PROBLEM: Reproduce the listing below verbatim.
**** EXTRACTED RECORDS
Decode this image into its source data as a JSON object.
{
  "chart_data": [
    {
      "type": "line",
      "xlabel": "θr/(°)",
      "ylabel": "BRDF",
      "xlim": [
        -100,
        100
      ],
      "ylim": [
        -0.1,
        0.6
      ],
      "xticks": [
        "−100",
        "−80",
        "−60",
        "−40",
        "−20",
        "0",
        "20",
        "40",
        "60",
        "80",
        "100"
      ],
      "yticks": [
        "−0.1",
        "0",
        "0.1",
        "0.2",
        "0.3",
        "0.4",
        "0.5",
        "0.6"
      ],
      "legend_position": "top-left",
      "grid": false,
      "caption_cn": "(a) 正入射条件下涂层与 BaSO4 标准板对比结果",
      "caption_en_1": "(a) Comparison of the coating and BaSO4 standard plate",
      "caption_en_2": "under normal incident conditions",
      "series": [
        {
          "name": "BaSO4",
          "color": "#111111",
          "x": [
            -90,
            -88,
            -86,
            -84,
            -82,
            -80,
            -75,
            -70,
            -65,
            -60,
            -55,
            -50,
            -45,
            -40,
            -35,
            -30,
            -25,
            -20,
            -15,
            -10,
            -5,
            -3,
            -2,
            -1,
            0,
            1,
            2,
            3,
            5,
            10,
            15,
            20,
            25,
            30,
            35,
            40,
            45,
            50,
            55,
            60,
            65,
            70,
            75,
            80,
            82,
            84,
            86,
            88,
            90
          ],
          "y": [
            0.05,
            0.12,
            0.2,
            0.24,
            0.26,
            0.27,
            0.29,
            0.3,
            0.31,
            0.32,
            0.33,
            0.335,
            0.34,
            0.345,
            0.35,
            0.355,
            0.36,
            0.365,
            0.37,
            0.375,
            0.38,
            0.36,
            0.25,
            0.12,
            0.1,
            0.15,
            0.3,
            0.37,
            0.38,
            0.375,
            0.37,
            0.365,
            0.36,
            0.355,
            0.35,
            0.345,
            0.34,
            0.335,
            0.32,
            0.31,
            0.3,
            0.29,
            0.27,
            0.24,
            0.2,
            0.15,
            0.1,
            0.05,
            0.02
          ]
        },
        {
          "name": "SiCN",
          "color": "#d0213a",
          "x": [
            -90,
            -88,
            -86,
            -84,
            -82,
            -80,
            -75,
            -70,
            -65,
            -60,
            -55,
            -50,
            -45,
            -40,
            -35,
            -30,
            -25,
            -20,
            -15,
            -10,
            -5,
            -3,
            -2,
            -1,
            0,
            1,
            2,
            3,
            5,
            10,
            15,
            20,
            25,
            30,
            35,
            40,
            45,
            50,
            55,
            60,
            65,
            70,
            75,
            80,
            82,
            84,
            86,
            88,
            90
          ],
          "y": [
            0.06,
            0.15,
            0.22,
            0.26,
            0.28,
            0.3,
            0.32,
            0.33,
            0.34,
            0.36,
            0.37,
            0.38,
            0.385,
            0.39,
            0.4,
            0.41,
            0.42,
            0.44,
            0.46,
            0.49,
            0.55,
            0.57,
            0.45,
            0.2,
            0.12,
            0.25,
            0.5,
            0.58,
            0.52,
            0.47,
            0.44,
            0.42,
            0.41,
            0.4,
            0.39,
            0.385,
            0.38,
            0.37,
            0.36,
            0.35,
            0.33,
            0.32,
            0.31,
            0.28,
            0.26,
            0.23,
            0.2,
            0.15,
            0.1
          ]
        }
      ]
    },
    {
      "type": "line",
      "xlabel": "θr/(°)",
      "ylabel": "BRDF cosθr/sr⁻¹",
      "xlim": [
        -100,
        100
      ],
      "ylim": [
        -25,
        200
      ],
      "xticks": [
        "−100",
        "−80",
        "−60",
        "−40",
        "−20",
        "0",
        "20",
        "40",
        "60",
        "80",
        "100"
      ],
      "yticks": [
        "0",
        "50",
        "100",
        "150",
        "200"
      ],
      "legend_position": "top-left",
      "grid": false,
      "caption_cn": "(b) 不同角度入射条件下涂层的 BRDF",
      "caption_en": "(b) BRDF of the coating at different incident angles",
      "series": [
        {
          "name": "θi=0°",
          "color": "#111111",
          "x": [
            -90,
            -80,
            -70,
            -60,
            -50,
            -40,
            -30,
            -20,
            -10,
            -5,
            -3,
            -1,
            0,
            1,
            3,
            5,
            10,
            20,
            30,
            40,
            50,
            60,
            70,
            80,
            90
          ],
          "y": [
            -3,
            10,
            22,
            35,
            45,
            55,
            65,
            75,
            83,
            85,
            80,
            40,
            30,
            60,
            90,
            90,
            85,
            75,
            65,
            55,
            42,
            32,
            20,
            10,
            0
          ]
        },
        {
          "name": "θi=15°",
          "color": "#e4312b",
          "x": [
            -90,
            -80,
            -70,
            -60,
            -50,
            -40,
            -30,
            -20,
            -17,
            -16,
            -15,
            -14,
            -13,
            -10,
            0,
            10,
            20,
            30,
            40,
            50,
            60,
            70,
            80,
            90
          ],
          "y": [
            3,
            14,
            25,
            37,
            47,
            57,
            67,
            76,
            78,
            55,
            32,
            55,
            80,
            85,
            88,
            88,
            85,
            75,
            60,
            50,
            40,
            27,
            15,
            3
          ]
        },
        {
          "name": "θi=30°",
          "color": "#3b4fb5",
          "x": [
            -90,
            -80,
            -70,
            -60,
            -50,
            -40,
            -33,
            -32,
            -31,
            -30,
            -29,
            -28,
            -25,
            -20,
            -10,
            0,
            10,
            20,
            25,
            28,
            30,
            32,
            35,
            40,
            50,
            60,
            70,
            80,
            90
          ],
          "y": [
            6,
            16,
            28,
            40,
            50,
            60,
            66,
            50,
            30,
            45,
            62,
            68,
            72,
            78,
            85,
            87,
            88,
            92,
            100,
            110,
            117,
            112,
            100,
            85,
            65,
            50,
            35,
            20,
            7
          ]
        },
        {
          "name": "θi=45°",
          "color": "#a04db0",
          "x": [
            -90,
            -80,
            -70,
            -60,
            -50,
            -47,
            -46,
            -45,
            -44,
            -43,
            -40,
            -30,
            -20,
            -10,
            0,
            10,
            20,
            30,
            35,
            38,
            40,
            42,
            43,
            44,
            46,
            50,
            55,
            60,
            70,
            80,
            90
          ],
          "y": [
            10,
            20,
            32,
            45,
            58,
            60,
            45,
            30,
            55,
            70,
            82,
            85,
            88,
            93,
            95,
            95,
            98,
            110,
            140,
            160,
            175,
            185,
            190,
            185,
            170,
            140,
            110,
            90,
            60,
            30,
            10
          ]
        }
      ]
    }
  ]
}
********
WRITTEN RESPONSE:
Decode this image into its source data as a JSON object.
{
  "chart_data": [
    {
      "type": "line",
      "xlabel": "θr/(°)",
      "ylabel": "BRDF",
      "xlim": [
        -100,
        100
      ],
      "ylim": [
        -0.1,
        0.6
      ],
      "xticks": [
        "−100",
        "−80",
        "−60",
        "−40",
        "−20",
        "0",
        "20",
        "40",
        "60",
        "80",
        "100"
      ],
      "yticks": [
        "−0.1",
        "0",
        "0.1",
        "0.2",
        "0.3",
        "0.4",
        "0.5",
        "0.6"
      ],
      "legend_position": "top-left",
      "grid": false,
      "caption_cn": "(a) 正入射条件下涂层与 BaSO4 标准板对比结果",
      "caption_en_1": "(a) Comparison of the coating and BaSO4 standard plate",
      "caption_en_2": "under normal incident conditions",
      "series": [
        {
          "name": "BaSO4",
          "color": "#111111",
          "x": [
            -90,
            -88,
            -86,
            -84,
            -82,
            -80,
            -75,
            -70,
            -65,
            -60,
            -55,
            -50,
            -45,
            -40,
            -35,
            -30,
            -25,
            -20,
            -15,
            -10,
            -5,
            -3,
            -2,
            -1,
            0,
            1,
            2,
            3,
            5,
            10,
            15,
            20,
            25,
            30,
            35,
            40,
            45,
            50,
            55,
            60,
            65,
            70,
            75,
            80,
            82,
            84,
            86,
            88,
            90
          ],
          "y": [
            0.05,
            0.12,
            0.2,
            0.24,
            0.26,
            0.27,
            0.29,
            0.3,
            0.31,
            0.32,
            0.33,
            0.335,
            0.34,
            0.345,
            0.35,
            0.355,
            0.36,
            0.365,
            0.37,
            0.375,
            0.38,
            0.36,
            0.25,
            0.12,
            0.1,
            0.15,
            0.3,
            0.37,
            0.38,
            0.375,
            0.37,
            0.365,
            0.36,
            0.355,
            0.35,
            0.345,
            0.34,
            0.335,
            0.32,
            0.31,
            0.3,
            0.29,
            0.27,
            0.24,
            0.2,
            0.15,
            0.1,
            0.05,
            0.02
          ]
        },
        {
          "name": "SiCN",
          "color": "#d0213a",
          "x": [
            -90,
            -88,
            -86,
            -84,
            -82,
            -80,
            -75,
            -70,
            -65,
            -60,
            -55,
            -50,
            -45,
            -40,
            -35,
            -30,
            -25,
            -20,
            -15,
            -10,
            -5,
            -3,
            -2,
            -1,
            0,
            1,
            2,
            3,
            5,
            10,
            15,
            20,
            25,
            30,
            35,
            40,
            45,
            50,
            55,
            60,
            65,
            70,
            75,
            80,
            82,
            84,
            86,
            88,
            90
          ],
          "y": [
            0.06,
            0.15,
            0.22,
            0.26,
            0.28,
            0.3,
            0.32,
            0.33,
            0.34,
            0.36,
            0.37,
            0.38,
            0.385,
            0.39,
            0.4,
            0.41,
            0.42,
            0.44,
            0.46,
            0.49,
            0.55,
            0.57,
            0.45,
            0.2,
            0.12,
            0.25,
            0.5,
            0.58,
            0.52,
            0.47,
            0.44,
            0.42,
            0.41,
            0.4,
            0.39,
            0.385,
            0.38,
            0.37,
            0.36,
            0.35,
            0.33,
            0.32,
            0.31,
            0.28,
            0.26,
            0.23,
            0.2,
            0.15,
            0.1
          ]
        }
      ]
    },
    {
      "type": "line",
      "xlabel": "θr/(°)",
      "ylabel": "BRDF cosθr/sr⁻¹",
      "xlim": [
        -100,
        100
      ],
      "ylim": [
        -25,
        200
      ],
      "xticks": [
        "−100",
        "−80",
        "−60",
        "−40",
        "−20",
        "0",
        "20",
        "40",
        "60",
        "80",
        "100"
      ],
      "yticks": [
        "0",
        "50",
        "100",
        "150",
        "200"
      ],
      "legend_position": "top-left",
      "grid": false,
      "caption_cn": "(b) 不同角度入射条件下涂层的 BRDF",
      "caption_en": "(b) BRDF of the coating at different incident angles",
      "series": [
        {
          "name": "θi=0°",
          "color": "#111111",
          "x": [
            -90,
            -80,
            -70,
            -60,
            -50,
            -40,
            -30,
            -20,
            -10,
            -5,
            -3,
            -1,
            0,
            1,
            3,
            5,
            10,
            20,
            30,
            40,
            50,
            60,
            70,
            80,
            90
          ],
          "y": [
            -3,
            10,
            22,
            35,
            45,
            55,
            65,
            75,
            83,
            85,
            80,
            40,
            30,
            60,
            90,
            90,
            85,
            75,
            65,
            55,
            42,
            32,
            20,
            10,
            0
          ]
        },
        {
          "name": "θi=15°",
          "color": "#e4312b",
          "x": [
            -90,
            -80,
            -70,
            -60,
            -50,
            -40,
            -30,
            -20,
            -17,
            -16,
            -15,
            -14,
            -13,
            -10,
            0,
            10,
            20,
            30,
            40,
            50,
            60,
            70,
            80,
            90
          ],
          "y": [
            3,
            14,
            25,
            37,
            47,
            57,
            67,
            76,
            78,
            55,
            32,
            55,
            80,
            85,
            88,
            88,
            85,
            75,
            60,
            50,
            40,
            27,
            15,
            3
          ]
        },
        {
          "name": "θi=30°",
          "color": "#3b4fb5",
          "x": [
            -90,
            -80,
            -70,
            -60,
            -50,
            -40,
            -33,
            -32,
            -31,
            -30,
            -29,
            -28,
            -25,
            -20,
            -10,
            0,
            10,
            20,
            25,
            28,
            30,
            32,
            35,
            40,
            50,
            60,
            70,
            80,
            90
          ],
          "y": [
            6,
            16,
            28,
            40,
            50,
            60,
            66,
            50,
            30,
            45,
            62,
            68,
            72,
            78,
            85,
            87,
            88,
            92,
            100,
            110,
            117,
            112,
            100,
            85,
            65,
            50,
            35,
            20,
            7
          ]
        },
        {
          "name": "θi=45°",
          "color": "#a04db0",
          "x": [
            -90,
            -80,
            -70,
            -60,
            -50,
            -47,
            -46,
            -45,
            -44,
            -43,
            -40,
            -30,
            -20,
            -10,
            0,
            10,
            20,
            30,
            35,
            38,
            40,
            42,
            43,
            44,
            46,
            50,
            55,
            60,
            70,
            80,
            90
          ],
          "y": [
            10,
            20,
            32,
            45,
            58,
            60,
            45,
            30,
            55,
            70,
            82,
            85,
            88,
            93,
            95,
            95,
            98,
            110,
            140,
            160,
            175,
            185,
            190,
            185,
            170,
            140,
            110,
            90,
            60,
            30,
            10
          ]
        }
      ]
    }
  ]
}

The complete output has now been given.